**What is needed:**
Print the full listing exactly.

· · · · · · ·

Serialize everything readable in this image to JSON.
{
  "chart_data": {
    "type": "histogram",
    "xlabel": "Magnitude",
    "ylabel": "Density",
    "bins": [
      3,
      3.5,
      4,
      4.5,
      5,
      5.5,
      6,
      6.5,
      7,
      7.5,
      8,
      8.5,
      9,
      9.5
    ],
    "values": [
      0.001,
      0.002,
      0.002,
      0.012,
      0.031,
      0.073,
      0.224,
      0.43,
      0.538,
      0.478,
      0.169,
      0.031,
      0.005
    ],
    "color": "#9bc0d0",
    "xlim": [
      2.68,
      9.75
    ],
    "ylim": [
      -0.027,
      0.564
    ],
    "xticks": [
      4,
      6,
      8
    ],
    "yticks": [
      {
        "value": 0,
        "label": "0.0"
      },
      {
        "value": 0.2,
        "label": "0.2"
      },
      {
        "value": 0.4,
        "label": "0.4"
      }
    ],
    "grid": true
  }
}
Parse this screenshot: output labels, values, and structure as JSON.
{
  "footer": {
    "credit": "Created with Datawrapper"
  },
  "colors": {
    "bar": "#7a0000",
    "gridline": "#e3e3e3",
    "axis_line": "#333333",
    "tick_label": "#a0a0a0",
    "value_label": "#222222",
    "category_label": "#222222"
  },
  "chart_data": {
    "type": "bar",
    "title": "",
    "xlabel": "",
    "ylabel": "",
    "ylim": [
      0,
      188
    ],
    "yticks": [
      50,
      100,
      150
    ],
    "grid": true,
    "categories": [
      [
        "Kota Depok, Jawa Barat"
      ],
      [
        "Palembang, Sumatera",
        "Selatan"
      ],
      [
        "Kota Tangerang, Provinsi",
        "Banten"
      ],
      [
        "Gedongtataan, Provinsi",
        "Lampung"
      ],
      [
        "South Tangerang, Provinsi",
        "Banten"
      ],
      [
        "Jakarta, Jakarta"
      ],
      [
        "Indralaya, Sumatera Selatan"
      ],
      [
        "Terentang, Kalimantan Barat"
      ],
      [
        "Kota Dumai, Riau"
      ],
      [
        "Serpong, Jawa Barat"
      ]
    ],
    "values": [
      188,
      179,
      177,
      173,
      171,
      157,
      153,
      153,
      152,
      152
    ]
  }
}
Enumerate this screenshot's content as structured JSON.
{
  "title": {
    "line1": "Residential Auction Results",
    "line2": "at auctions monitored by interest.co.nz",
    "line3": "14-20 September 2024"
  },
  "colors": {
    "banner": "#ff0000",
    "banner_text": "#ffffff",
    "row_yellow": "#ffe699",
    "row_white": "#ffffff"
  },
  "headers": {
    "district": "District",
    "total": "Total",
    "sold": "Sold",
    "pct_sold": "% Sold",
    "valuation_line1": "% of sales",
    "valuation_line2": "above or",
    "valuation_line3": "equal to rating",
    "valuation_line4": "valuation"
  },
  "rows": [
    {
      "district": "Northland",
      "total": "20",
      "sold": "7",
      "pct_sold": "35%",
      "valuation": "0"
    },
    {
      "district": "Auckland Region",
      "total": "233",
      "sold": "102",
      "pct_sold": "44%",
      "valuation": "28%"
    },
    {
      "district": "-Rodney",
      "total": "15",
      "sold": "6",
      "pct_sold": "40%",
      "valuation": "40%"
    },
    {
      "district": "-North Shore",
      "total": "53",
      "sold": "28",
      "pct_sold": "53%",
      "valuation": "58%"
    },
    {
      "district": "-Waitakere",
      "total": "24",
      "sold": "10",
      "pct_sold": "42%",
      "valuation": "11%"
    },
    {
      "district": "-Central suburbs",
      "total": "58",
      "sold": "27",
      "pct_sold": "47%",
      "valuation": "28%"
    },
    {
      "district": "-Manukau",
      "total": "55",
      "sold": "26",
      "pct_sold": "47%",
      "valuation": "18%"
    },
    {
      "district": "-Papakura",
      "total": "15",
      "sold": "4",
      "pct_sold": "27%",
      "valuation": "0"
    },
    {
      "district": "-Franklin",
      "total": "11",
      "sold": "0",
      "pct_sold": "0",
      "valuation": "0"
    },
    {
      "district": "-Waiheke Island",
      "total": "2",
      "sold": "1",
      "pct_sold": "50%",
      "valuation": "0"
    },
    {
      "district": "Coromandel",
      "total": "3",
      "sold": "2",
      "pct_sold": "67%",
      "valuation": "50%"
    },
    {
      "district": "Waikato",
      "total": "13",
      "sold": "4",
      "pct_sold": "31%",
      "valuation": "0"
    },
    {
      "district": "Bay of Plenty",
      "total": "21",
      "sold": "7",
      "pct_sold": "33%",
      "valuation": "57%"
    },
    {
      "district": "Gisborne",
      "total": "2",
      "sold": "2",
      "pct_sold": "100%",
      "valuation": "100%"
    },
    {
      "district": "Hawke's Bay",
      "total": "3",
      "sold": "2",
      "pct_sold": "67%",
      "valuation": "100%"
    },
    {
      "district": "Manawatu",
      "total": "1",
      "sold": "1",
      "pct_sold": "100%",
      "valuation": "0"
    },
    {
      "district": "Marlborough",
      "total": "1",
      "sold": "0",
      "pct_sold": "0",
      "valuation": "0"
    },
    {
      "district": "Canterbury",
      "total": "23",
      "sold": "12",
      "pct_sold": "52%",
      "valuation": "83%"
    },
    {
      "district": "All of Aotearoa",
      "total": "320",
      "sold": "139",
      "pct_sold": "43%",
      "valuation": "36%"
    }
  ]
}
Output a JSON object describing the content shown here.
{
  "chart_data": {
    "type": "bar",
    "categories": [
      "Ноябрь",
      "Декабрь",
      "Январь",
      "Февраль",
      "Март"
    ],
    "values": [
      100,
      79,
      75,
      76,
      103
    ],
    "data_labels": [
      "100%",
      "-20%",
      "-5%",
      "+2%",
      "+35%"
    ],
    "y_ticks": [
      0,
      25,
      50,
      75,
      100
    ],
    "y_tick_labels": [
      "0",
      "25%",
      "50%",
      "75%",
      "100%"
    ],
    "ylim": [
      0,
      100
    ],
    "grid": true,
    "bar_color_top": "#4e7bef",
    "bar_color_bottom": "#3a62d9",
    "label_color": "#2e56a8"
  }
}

· · · · · · ·

**Full response:**
Serialize everything readable in this image to JSON.
{
  "chart_data": {
    "type": "histogram",
    "xlabel": "Magnitude",
    "ylabel": "Density",
    "bins": [
      3,
      3.5,
      4,
      4.5,
      5,
      5.5,
      6,
      6.5,
      7,
      7.5,
      8,
      8.5,
      9,
      9.5
    ],
    "values": [
      0.001,
      0.002,
      0.002,
      0.012,
      0.031,
      0.073,
      0.224,
      0.43,
      0.538,
      0.478,
      0.169,
      0.031,
      0.005
    ],
    "color": "#9bc0d0",
    "xlim": [
      2.68,
      9.75
    ],
    "ylim": [
      -0.027,
      0.564
    ],
    "xticks": [
      4,
      6,
      8
    ],
    "yticks": [
      {
        "value": 0,
        "label": "0.0"
      },
      {
        "value": 0.2,
        "label": "0.2"
      },
      {
        "value": 0.4,
        "label": "0.4"
      }
    ],
    "grid": true
  }
}
Parse this screenshot: output labels, values, and structure as JSON.
{
  "footer": {
    "credit": "Created with Datawrapper"
  },
  "colors": {
    "bar": "#7a0000",
    "gridline": "#e3e3e3",
    "axis_line": "#333333",
    "tick_label": "#a0a0a0",
    "value_label": "#222222",
    "category_label": "#222222"
  },
  "chart_data": {
    "type": "bar",
    "title": "",
    "xlabel": "",
    "ylabel": "",
    "ylim": [
      0,
      188
    ],
    "yticks": [
      50,
      100,
      150
    ],
    "grid": true,
    "categories": [
      [
        "Kota Depok, Jawa Barat"
      ],
      [
        "Palembang, Sumatera",
        "Selatan"
      ],
      [
        "Kota Tangerang, Provinsi",
        "Banten"
      ],
      [
        "Gedongtataan, Provinsi",
        "Lampung"
      ],
      [
        "South Tangerang, Provinsi",
        "Banten"
      ],
      [
        "Jakarta, Jakarta"
      ],
      [
        "Indralaya, Sumatera Selatan"
      ],
      [
        "Terentang, Kalimantan Barat"
      ],
      [
        "Kota Dumai, Riau"
      ],
      [
        "Serpong, Jawa Barat"
      ]
    ],
    "values": [
      188,
      179,
      177,
      173,
      171,
      157,
      153,
      153,
      152,
      152
    ]
  }
}
Enumerate this screenshot's content as structured JSON.
{
  "title": {
    "line1": "Residential Auction Results",
    "line2": "at auctions monitored by interest.co.nz",
    "line3": "14-20 September 2024"
  },
  "colors": {
    "banner": "#ff0000",
    "banner_text": "#ffffff",
    "row_yellow": "#ffe699",
    "row_white": "#ffffff"
  },
  "headers": {
    "district": "District",
    "total": "Total",
    "sold": "Sold",
    "pct_sold": "% Sold",
    "valuation_line1": "% of sales",
    "valuation_line2": "above or",
    "valuation_line3": "equal to rating",
    "valuation_line4": "valuation"
  },
  "rows": [
    {
      "district": "Northland",
      "total": "20",
      "sold": "7",
      "pct_sold": "35%",
      "valuation": "0"
    },
    {
      "district": "Auckland Region",
      "total": "233",
      "sold": "102",
      "pct_sold": "44%",
      "valuation": "28%"
    },
    {
      "district": "-Rodney",
      "total": "15",
      "sold": "6",
      "pct_sold": "40%",
      "valuation": "40%"
    },
    {
      "district": "-North Shore",
      "total": "53",
      "sold": "28",
      "pct_sold": "53%",
      "valuation": "58%"
    },
    {
      "district": "-Waitakere",
      "total": "24",
      "sold": "10",
      "pct_sold": "42%",
      "valuation": "11%"
    },
    {
      "district": "-Central suburbs",
      "total": "58",
      "sold": "27",
      "pct_sold": "47%",
      "valuation": "28%"
    },
    {
      "district": "-Manukau",
      "total": "55",
      "sold": "26",
      "pct_sold": "47%",
      "valuation": "18%"
    },
    {
      "district": "-Papakura",
      "total": "15",
      "sold": "4",
      "pct_sold": "27%",
      "valuation": "0"
    },
    {
      "district": "-Franklin",
      "total": "11",
      "sold": "0",
      "pct_sold": "0",
      "valuation": "0"
    },
    {
      "district": "-Waiheke Island",
      "total": "2",
      "sold": "1",
      "pct_sold": "50%",
      "valuation": "0"
    },
    {
      "district": "Coromandel",
      "total": "3",
      "sold": "2",
      "pct_sold": "67%",
      "valuation": "50%"
    },
    {
      "district": "Waikato",
      "total": "13",
      "sold": "4",
      "pct_sold": "31%",
      "valuation": "0"
    },
    {
      "district": "Bay of Plenty",
      "total": "21",
      "sold": "7",
      "pct_sold": "33%",
      "valuation": "57%"
    },
    {
      "district": "Gisborne",
      "total": "2",
      "sold": "2",
      "pct_sold": "100%",
      "valuation": "100%"
    },
    {
      "district": "Hawke's Bay",
      "total": "3",
      "sold": "2",
      "pct_sold": "67%",
      "valuation": "100%"
    },
    {
      "district": "Manawatu",
      "total": "1",
      "sold": "1",
      "pct_sold": "100%",
      "valuation": "0"
    },
    {
      "district": "Marlborough",
      "total": "1",
      "sold": "0",
      "pct_sold": "0",
      "valuation": "0"
    },
    {
      "district": "Canterbury",
      "total": "23",
      "sold": "12",
      "pct_sold": "52%",
      "valuation": "83%"
    },
    {
      "district": "All of Aotearoa",
      "total": "320",
      "sold": "139",
      "pct_sold": "43%",
      "valuation": "36%"
    }
  ]
}
Output a JSON object describing the content shown here.
{
  "chart_data": {
    "type": "bar",
    "categories": [
      "Ноябрь",
      "Декабрь",
      "Январь",
      "Февраль",
      "Март"
    ],
    "values": [
      100,
      79,
      75,
      76,
      103
    ],
    "data_labels": [
      "100%",
      "-20%",
      "-5%",
      "+2%",
      "+35%"
    ],
    "y_ticks": [
      0,
      25,
      50,
      75,
      100
    ],
    "y_tick_labels": [
      "0",
      "25%",
      "50%",
      "75%",
      "100%"
    ],
    "ylim": [
      0,
      100
    ],
    "grid": true,
    "bar_color_top": "#4e7bef",
    "bar_color_bottom": "#3a62d9",
    "label_color": "#2e56a8"
  }
}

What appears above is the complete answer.